** Start **

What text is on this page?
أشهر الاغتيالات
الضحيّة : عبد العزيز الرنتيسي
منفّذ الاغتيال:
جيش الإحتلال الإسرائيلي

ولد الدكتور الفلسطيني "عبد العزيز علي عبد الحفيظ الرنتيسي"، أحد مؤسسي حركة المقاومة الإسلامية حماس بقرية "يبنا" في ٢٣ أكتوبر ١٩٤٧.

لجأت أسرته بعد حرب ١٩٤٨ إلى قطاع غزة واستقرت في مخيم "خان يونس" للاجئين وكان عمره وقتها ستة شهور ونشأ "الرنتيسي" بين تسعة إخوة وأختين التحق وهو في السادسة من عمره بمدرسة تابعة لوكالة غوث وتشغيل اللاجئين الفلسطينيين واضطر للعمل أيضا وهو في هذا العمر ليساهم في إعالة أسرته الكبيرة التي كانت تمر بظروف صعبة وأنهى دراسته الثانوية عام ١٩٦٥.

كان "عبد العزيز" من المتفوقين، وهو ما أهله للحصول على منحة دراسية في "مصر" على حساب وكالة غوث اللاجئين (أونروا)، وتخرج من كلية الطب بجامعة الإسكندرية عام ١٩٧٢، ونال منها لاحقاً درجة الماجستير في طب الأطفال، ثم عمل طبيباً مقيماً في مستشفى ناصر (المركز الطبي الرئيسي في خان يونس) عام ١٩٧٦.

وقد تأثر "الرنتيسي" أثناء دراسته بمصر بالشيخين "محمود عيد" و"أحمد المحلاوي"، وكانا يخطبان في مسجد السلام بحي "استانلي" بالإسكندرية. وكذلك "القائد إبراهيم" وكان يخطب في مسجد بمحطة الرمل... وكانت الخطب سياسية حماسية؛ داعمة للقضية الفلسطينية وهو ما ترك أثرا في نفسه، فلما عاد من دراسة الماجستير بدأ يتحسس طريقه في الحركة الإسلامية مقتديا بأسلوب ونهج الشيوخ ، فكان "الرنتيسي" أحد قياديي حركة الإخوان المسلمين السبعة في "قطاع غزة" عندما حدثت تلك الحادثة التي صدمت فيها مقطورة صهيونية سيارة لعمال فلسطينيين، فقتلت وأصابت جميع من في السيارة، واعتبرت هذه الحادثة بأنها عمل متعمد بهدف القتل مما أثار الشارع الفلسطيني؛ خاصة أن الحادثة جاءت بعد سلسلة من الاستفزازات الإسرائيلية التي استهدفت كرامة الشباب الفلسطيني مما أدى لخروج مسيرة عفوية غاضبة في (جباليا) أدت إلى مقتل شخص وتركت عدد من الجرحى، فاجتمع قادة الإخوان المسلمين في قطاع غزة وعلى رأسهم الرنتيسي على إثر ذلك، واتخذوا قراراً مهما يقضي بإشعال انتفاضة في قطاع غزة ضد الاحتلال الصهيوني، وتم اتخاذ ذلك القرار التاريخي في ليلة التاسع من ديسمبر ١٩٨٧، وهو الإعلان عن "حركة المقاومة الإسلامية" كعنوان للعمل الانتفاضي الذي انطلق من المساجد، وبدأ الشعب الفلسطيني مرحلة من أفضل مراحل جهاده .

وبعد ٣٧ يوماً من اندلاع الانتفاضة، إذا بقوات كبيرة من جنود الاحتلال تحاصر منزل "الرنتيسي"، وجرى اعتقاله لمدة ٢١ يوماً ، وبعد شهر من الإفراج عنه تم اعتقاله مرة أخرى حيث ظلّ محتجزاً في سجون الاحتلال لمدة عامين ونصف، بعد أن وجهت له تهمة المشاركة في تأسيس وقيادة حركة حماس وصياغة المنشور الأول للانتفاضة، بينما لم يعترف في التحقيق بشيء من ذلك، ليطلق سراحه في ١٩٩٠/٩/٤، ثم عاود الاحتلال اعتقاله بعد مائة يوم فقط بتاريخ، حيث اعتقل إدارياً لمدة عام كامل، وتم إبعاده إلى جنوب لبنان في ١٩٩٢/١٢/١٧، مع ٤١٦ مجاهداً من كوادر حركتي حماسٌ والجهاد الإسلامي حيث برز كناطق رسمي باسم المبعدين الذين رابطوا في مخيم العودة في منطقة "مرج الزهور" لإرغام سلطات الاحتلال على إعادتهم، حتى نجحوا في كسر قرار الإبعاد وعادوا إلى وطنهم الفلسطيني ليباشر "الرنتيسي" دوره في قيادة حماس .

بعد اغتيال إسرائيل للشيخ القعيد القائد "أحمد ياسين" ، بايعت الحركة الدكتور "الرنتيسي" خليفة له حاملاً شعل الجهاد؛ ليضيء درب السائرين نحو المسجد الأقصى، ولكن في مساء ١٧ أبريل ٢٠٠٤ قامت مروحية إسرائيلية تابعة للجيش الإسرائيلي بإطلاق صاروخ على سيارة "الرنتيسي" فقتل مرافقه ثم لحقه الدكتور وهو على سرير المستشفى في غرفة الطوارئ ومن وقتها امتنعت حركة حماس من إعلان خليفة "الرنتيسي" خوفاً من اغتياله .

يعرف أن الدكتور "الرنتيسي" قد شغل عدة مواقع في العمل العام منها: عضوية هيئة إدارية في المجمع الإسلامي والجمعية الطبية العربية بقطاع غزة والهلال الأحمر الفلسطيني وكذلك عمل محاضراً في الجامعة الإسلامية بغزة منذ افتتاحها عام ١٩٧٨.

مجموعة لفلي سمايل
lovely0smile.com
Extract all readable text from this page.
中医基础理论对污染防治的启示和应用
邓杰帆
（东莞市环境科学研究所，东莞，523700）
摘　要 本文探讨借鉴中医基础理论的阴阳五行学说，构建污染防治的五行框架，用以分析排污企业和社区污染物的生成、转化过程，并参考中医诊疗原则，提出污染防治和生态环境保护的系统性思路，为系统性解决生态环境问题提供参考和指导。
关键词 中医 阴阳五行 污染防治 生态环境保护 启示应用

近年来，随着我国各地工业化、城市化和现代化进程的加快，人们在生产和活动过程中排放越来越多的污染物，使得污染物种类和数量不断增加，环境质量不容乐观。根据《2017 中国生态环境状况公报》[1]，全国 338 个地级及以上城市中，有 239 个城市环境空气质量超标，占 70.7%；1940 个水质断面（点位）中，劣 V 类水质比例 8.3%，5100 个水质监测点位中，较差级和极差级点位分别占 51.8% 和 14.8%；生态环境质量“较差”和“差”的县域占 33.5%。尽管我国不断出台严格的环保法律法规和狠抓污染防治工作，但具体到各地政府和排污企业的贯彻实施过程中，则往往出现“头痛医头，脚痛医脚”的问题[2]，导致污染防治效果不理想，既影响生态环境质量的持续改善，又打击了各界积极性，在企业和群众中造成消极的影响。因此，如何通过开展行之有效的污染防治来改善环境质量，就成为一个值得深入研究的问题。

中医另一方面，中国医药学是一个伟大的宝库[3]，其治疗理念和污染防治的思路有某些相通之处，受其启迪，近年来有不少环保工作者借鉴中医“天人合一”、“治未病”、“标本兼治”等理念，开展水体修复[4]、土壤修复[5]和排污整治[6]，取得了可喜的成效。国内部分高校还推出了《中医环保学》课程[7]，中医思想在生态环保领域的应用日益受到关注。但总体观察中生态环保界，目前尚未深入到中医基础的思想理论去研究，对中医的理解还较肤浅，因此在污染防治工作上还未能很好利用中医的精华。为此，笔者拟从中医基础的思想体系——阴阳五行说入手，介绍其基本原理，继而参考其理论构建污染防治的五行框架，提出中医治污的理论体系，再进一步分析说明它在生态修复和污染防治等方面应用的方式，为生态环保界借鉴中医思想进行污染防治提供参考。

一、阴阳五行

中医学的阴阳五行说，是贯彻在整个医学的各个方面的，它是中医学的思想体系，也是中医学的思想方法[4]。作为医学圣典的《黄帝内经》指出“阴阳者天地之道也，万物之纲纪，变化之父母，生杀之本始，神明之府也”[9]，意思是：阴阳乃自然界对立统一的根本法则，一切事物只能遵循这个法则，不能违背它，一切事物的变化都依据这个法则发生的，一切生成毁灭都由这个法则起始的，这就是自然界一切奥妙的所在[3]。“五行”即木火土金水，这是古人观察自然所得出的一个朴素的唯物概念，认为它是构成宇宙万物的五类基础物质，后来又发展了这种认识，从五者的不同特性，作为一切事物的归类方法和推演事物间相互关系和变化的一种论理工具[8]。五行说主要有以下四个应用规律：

** End **

● Work to do: From the entries above, collect every line with the string "يونس" in it.

● Right answer:
لجأت أسرته بعد حرب ١٩٤٨ إلى قطاع غزة واستقرت في مخيم "خان يونس" للاجئين وكان عمره وقتها ستة شهور ونشأ "الرنتيسي" بين تسعة إخوة وأختين التحق وهو في السادسة من عمره بمدرسة تابعة لوكالة غوث وتشغيل اللاجئين الفلسطينيين واضطر للعمل أيضا وهو في هذا العمر ليساهم في إعالة أسرته الكبيرة التي كانت تمر بظروف صعبة وأنهى دراسته الثانوية عام ١٩٦٥.
كان "عبد العزيز" من المتفوقين، وهو ما أهله للحصول على منحة دراسية في "مصر" على حساب وكالة غوث اللاجئين (أونروا)، وتخرج من كلية الطب بجامعة الإسكندرية عام ١٩٧٢، ونال منها لاحقاً درجة الماجستير في طب الأطفال، ثم عمل طبيباً مقيماً في مستشفى ناصر (المركز الطبي الرئيسي في خان يونس) عام ١٩٧٦.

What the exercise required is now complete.